**STATED PROBLEM**.
Please output the records below in full, exactly as given, but without the images.

**Dataset rows**.
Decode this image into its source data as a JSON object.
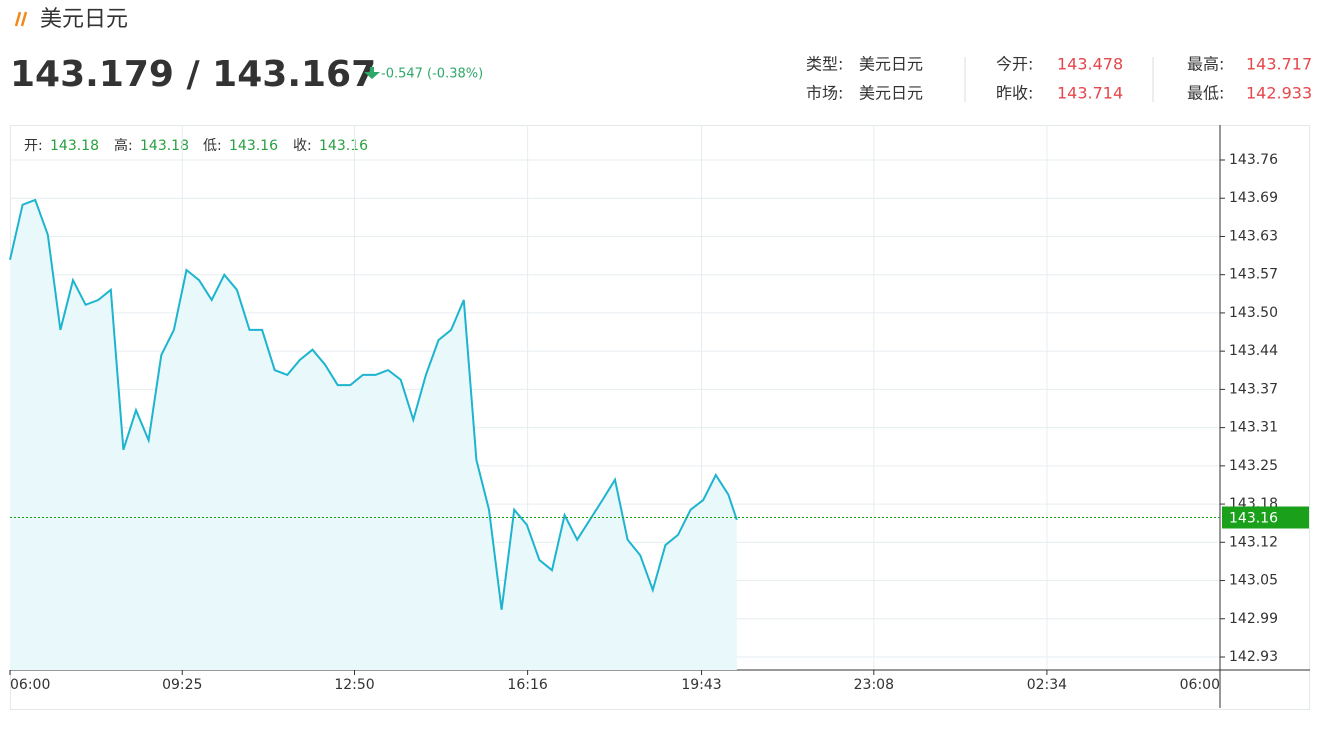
{
  "header": {
    "title": "美元日元",
    "price": "143.179 / 143.167",
    "change": "-0.547 (-0.38%)",
    "info": [
      [
        {
          "label": "类型:",
          "value": "美元日元"
        },
        {
          "label": "今开:",
          "value": "143.478"
        },
        {
          "label": "最高:",
          "value": "143.717"
        }
      ],
      [
        {
          "label": "市场:",
          "value": "美元日元"
        },
        {
          "label": "昨收:",
          "value": "143.714"
        },
        {
          "label": "最低:",
          "value": "142.933"
        }
      ]
    ]
  },
  "ohlc": [
    {
      "label": "开:",
      "value": "143.18"
    },
    {
      "label": "高:",
      "value": "143.18"
    },
    {
      "label": "低:",
      "value": "143.16"
    },
    {
      "label": "收:",
      "value": "143.16"
    }
  ],
  "chart_data": {
    "type": "line",
    "color": "#1db4cf",
    "fill": "#e9f8fa",
    "grid": true,
    "current": 143.16,
    "xlim": [
      0,
      1440
    ],
    "xticks": [
      {
        "value": 0,
        "label": "06:00"
      },
      {
        "value": 205,
        "label": "09:25"
      },
      {
        "value": 410,
        "label": "12:50"
      },
      {
        "value": 616,
        "label": "16:16"
      },
      {
        "value": 823,
        "label": "19:43"
      },
      {
        "value": 1028,
        "label": "23:08"
      },
      {
        "value": 1234,
        "label": "02:34"
      },
      {
        "value": 1440,
        "label": "06:00"
      }
    ],
    "ylim": [
      142.9055,
      143.815
    ],
    "yticks": [
      {
        "value": 142.9272,
        "label": "142.93"
      },
      {
        "value": 142.991,
        "label": "142.99"
      },
      {
        "value": 143.0548,
        "label": "143.05"
      },
      {
        "value": 143.1186,
        "label": "143.12"
      },
      {
        "value": 143.1824,
        "label": "143.18"
      },
      {
        "value": 143.2462,
        "label": "143.25"
      },
      143.31,
      {
        "value": 143.3738,
        "label": "143.37"
      },
      {
        "value": 143.4376,
        "label": "143.44"
      },
      {
        "value": 143.5014,
        "label": "143.50"
      },
      {
        "value": 143.5652,
        "label": "143.57"
      },
      {
        "value": 143.629,
        "label": "143.63"
      },
      {
        "value": 143.6928,
        "label": "143.69"
      },
      {
        "value": 143.7566,
        "label": "143.76"
      }
    ],
    "x": [
      0,
      15,
      30,
      45,
      60,
      75,
      90,
      105,
      120,
      135,
      150,
      165,
      180,
      195,
      210,
      225,
      240,
      255,
      270,
      285,
      300,
      315,
      330,
      345,
      360,
      375,
      390,
      405,
      420,
      435,
      450,
      465,
      480,
      495,
      510,
      525,
      540,
      555,
      570,
      585,
      600,
      615,
      630,
      645,
      660,
      675,
      690,
      705,
      720,
      735,
      750,
      765,
      780,
      795,
      810,
      825,
      840,
      855,
      865
    ],
    "values": [
      143.59,
      143.682,
      143.69,
      143.632,
      143.473,
      143.556,
      143.515,
      143.523,
      143.54,
      143.273,
      143.339,
      143.289,
      143.431,
      143.473,
      143.573,
      143.556,
      143.523,
      143.565,
      143.54,
      143.473,
      143.473,
      143.406,
      143.398,
      143.423,
      143.44,
      143.415,
      143.381,
      143.381,
      143.398,
      143.398,
      143.406,
      143.39,
      143.323,
      143.398,
      143.456,
      143.473,
      143.523,
      143.256,
      143.173,
      143.006,
      143.173,
      143.148,
      143.089,
      143.072,
      143.164,
      143.123,
      143.156,
      143.189,
      143.223,
      143.123,
      143.097,
      143.039,
      143.114,
      143.131,
      143.173,
      143.189,
      143.231,
      143.198,
      143.156
    ]
  }
}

**SOLUTION FOR THIS PROBLEM**.
Decode this image into its source data as a JSON object.
{
  "header": {
    "title": "美元日元",
    "price": "143.179 / 143.167",
    "change": "-0.547 (-0.38%)",
    "info": [
      [
        {
          "label": "类型:",
          "value": "美元日元"
        },
        {
          "label": "今开:",
          "value": "143.478"
        },
        {
          "label": "最高:",
          "value": "143.717"
        }
      ],
      [
        {
          "label": "市场:",
          "value": "美元日元"
        },
        {
          "label": "昨收:",
          "value": "143.714"
        },
        {
          "label": "最低:",
          "value": "142.933"
        }
      ]
    ]
  },
  "ohlc": [
    {
      "label": "开:",
      "value": "143.18"
    },
    {
      "label": "高:",
      "value": "143.18"
    },
    {
      "label": "低:",
      "value": "143.16"
    },
    {
      "label": "收:",
      "value": "143.16"
    }
  ],
  "chart_data": {
    "type": "line",
    "color": "#1db4cf",
    "fill": "#e9f8fa",
    "grid": true,
    "current": 143.16,
    "xlim": [
      0,
      1440
    ],
    "xticks": [
      {
        "value": 0,
        "label": "06:00"
      },
      {
        "value": 205,
        "label": "09:25"
      },
      {
        "value": 410,
        "label": "12:50"
      },
      {
        "value": 616,
        "label": "16:16"
      },
      {
        "value": 823,
        "label": "19:43"
      },
      {
        "value": 1028,
        "label": "23:08"
      },
      {
        "value": 1234,
        "label": "02:34"
      },
      {
        "value": 1440,
        "label": "06:00"
      }
    ],
    "ylim": [
      142.9055,
      143.815
    ],
    "yticks": [
      {
        "value": 142.9272,
        "label": "142.93"
      },
      {
        "value": 142.991,
        "label": "142.99"
      },
      {
        "value": 143.0548,
        "label": "143.05"
      },
      {
        "value": 143.1186,
        "label": "143.12"
      },
      {
        "value": 143.1824,
        "label": "143.18"
      },
      {
        "value": 143.2462,
        "label": "143.25"
      },
      143.31,
      {
        "value": 143.3738,
        "label": "143.37"
      },
      {
        "value": 143.4376,
        "label": "143.44"
      },
      {
        "value": 143.5014,
        "label": "143.50"
      },
      {
        "value": 143.5652,
        "label": "143.57"
      },
      {
        "value": 143.629,
        "label": "143.63"
      },
      {
        "value": 143.6928,
        "label": "143.69"
      },
      {
        "value": 143.7566,
        "label": "143.76"
      }
    ],
    "x": [
      0,
      15,
      30,
      45,
      60,
      75,
      90,
      105,
      120,
      135,
      150,
      165,
      180,
      195,
      210,
      225,
      240,
      255,
      270,
      285,
      300,
      315,
      330,
      345,
      360,
      375,
      390,
      405,
      420,
      435,
      450,
      465,
      480,
      495,
      510,
      525,
      540,
      555,
      570,
      585,
      600,
      615,
      630,
      645,
      660,
      675,
      690,
      705,
      720,
      735,
      750,
      765,
      780,
      795,
      810,
      825,
      840,
      855,
      865
    ],
    "values": [
      143.59,
      143.682,
      143.69,
      143.632,
      143.473,
      143.556,
      143.515,
      143.523,
      143.54,
      143.273,
      143.339,
      143.289,
      143.431,
      143.473,
      143.573,
      143.556,
      143.523,
      143.565,
      143.54,
      143.473,
      143.473,
      143.406,
      143.398,
      143.423,
      143.44,
      143.415,
      143.381,
      143.381,
      143.398,
      143.398,
      143.406,
      143.39,
      143.323,
      143.398,
      143.456,
      143.473,
      143.523,
      143.256,
      143.173,
      143.006,
      143.173,
      143.148,
      143.089,
      143.072,
      143.164,
      143.123,
      143.156,
      143.189,
      143.223,
      143.123,
      143.097,
      143.039,
      143.114,
      143.131,
      143.173,
      143.189,
      143.231,
      143.198,
      143.156
    ]
  }
}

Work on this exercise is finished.